# DATA LINES
= = =
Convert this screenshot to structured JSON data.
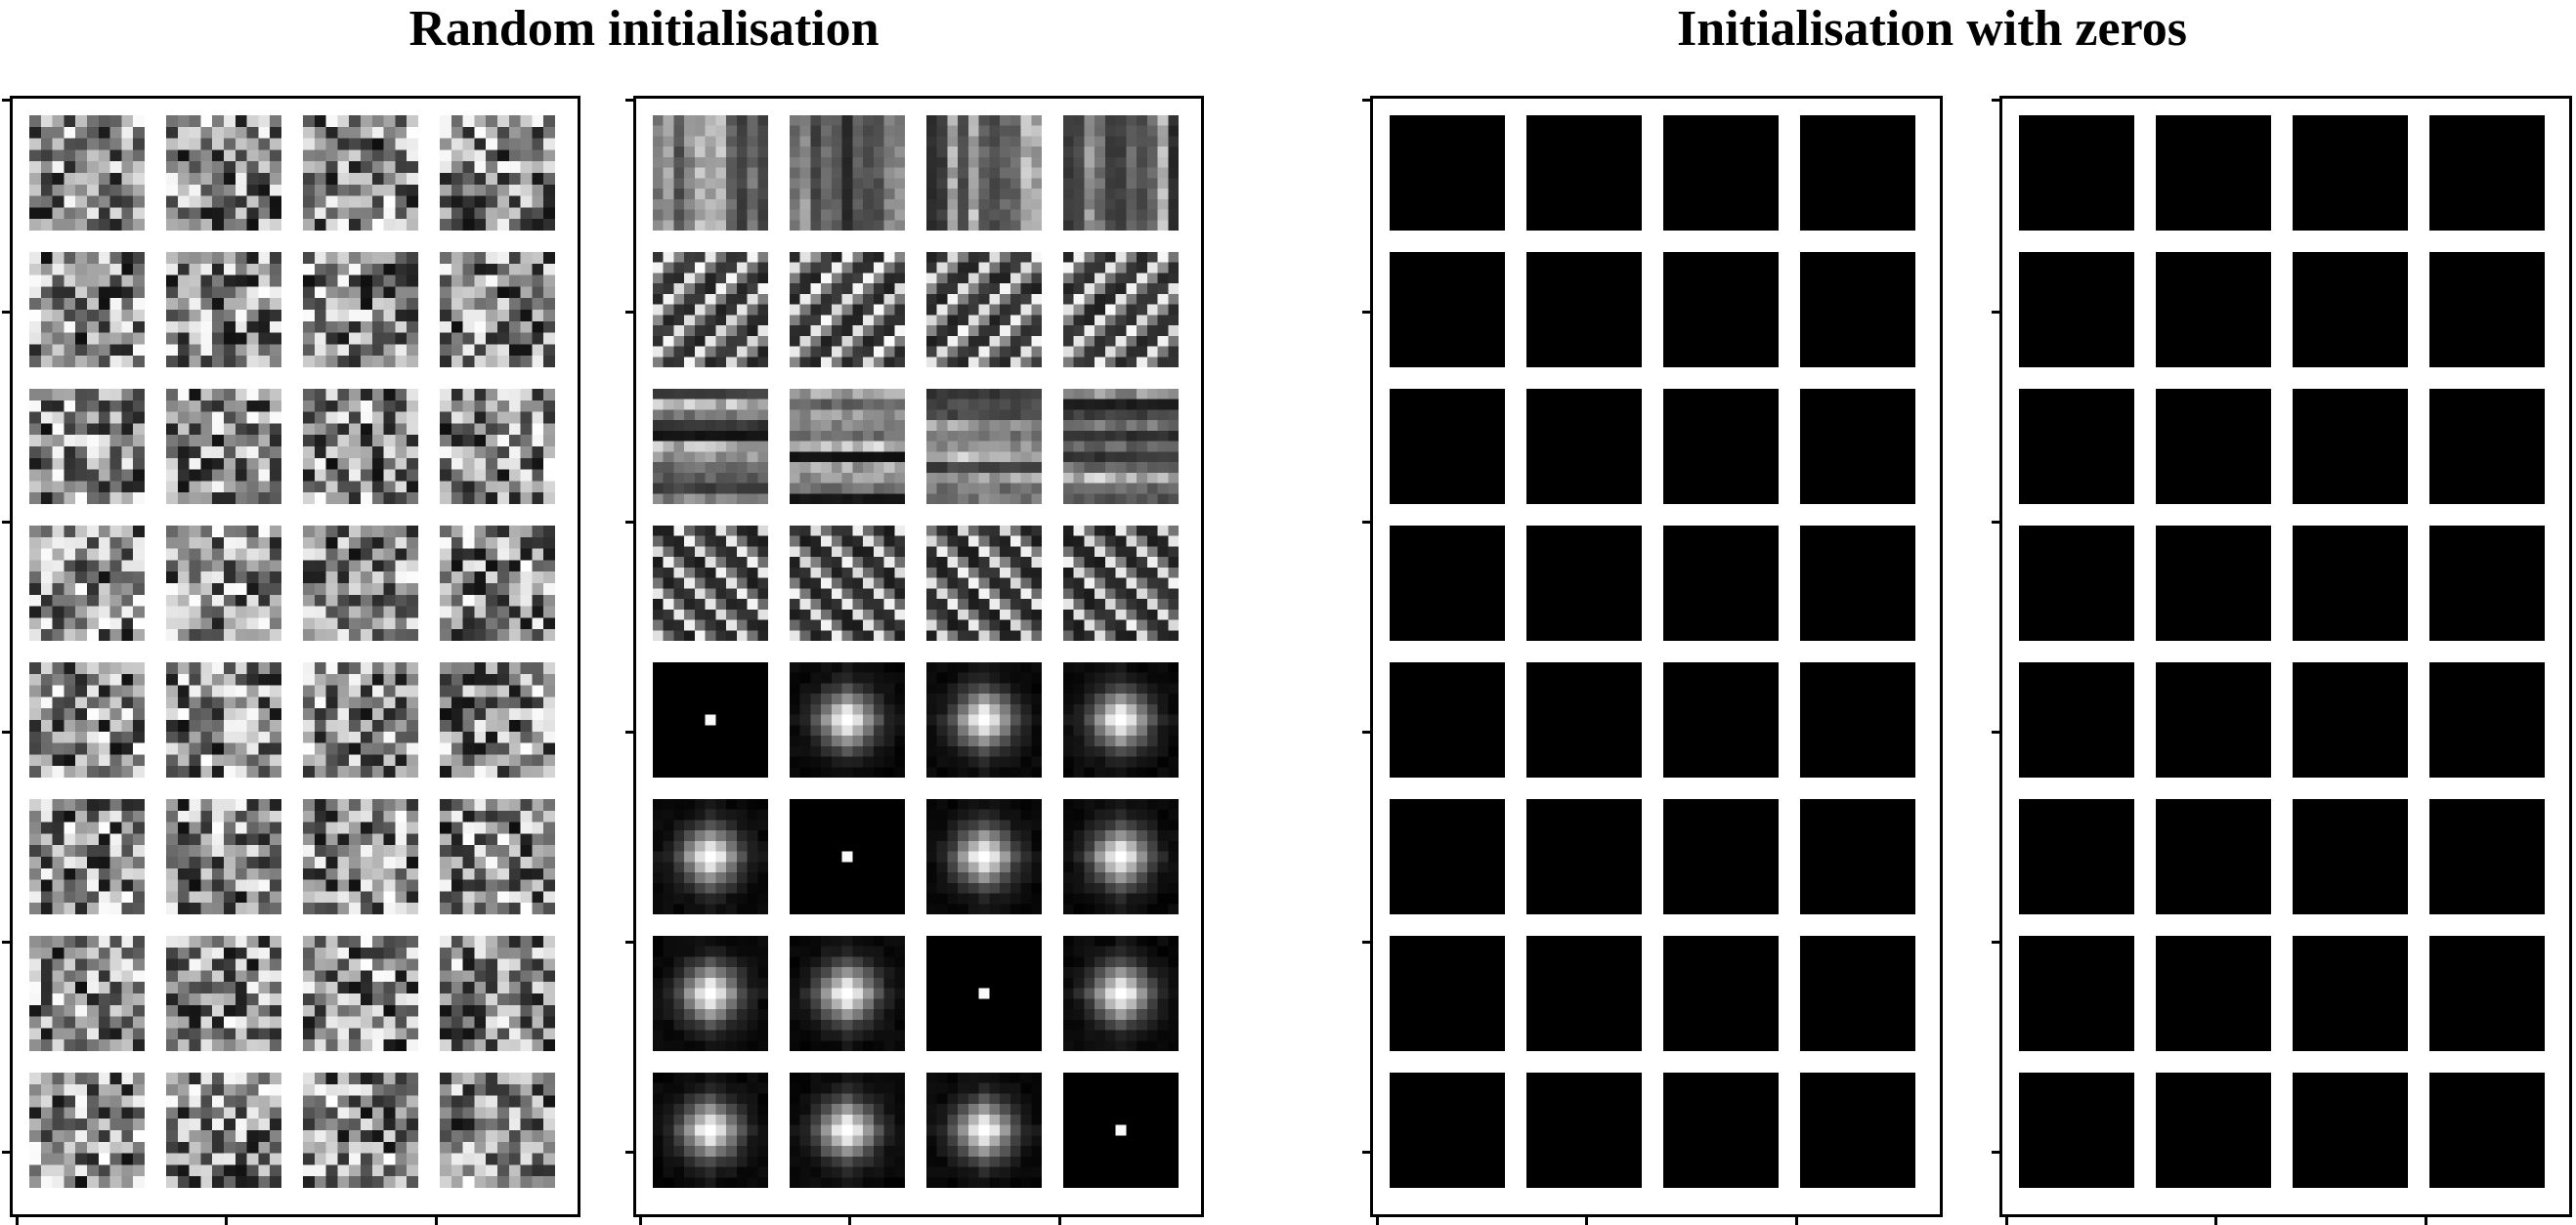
{
  "titles": {
    "left": "Random initialisation",
    "right": "Initialisation with zeros"
  },
  "panels": [
    {
      "name": "random-init-before",
      "group": "left",
      "content": "random-noise"
    },
    {
      "name": "random-init-trained",
      "group": "left",
      "content": "learned-filters"
    },
    {
      "name": "zero-init-before",
      "group": "right",
      "content": "zeros"
    },
    {
      "name": "zero-init-trained",
      "group": "right",
      "content": "zeros"
    }
  ],
  "grid": {
    "rows": 8,
    "cols": 4
  },
  "learned_filter_rows": [
    "vertical-stripes",
    "diagonal-up",
    "horizontal-stripes",
    "diagonal-down",
    "blob",
    "blob",
    "blob",
    "blob"
  ],
  "point_filters": [
    [
      4,
      0
    ],
    [
      5,
      1
    ],
    [
      6,
      2
    ],
    [
      7,
      3
    ]
  ],
  "colors": {
    "background": "#ffffff",
    "frame": "#000000",
    "zero_filter": "#000000"
  }
}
= = =
# STATED GOAL
Reproduce every line above as written, skipping pictures.

# PROBLEM SOLUTION
Convert this screenshot to structured JSON data.
{
  "titles": {
    "left": "Random initialisation",
    "right": "Initialisation with zeros"
  },
  "panels": [
    {
      "name": "random-init-before",
      "group": "left",
      "content": "random-noise"
    },
    {
      "name": "random-init-trained",
      "group": "left",
      "content": "learned-filters"
    },
    {
      "name": "zero-init-before",
      "group": "right",
      "content": "zeros"
    },
    {
      "name": "zero-init-trained",
      "group": "right",
      "content": "zeros"
    }
  ],
  "grid": {
    "rows": 8,
    "cols": 4
  },
  "learned_filter_rows": [
    "vertical-stripes",
    "diagonal-up",
    "horizontal-stripes",
    "diagonal-down",
    "blob",
    "blob",
    "blob",
    "blob"
  ],
  "point_filters": [
    [
      4,
      0
    ],
    [
      5,
      1
    ],
    [
      6,
      2
    ],
    [
      7,
      3
    ]
  ],
  "colors": {
    "background": "#ffffff",
    "frame": "#000000",
    "zero_filter": "#000000"
  }
}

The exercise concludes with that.